** BEGIN Material **

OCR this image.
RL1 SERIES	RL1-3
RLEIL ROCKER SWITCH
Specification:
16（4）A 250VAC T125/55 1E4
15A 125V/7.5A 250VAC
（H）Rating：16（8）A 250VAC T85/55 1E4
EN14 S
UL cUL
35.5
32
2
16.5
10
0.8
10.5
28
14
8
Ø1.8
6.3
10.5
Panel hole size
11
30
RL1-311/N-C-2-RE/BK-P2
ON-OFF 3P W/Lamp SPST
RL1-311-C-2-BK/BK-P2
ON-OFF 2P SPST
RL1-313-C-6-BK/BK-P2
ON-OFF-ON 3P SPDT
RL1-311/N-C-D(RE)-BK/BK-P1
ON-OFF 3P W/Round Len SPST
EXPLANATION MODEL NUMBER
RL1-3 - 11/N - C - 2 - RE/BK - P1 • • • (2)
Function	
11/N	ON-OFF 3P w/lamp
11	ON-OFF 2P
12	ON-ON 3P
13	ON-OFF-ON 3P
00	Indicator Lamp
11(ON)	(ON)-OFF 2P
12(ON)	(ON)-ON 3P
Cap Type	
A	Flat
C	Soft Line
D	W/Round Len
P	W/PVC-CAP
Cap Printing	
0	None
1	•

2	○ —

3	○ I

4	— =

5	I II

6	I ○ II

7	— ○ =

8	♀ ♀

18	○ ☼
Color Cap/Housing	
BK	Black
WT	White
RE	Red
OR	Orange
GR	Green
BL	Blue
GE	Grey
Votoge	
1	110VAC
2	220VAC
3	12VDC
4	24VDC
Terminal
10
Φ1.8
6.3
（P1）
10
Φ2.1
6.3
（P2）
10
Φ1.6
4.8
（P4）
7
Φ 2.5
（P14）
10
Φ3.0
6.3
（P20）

** END Material **

Determine how many lines of the records above contain the word "SPST", and report only that number.

3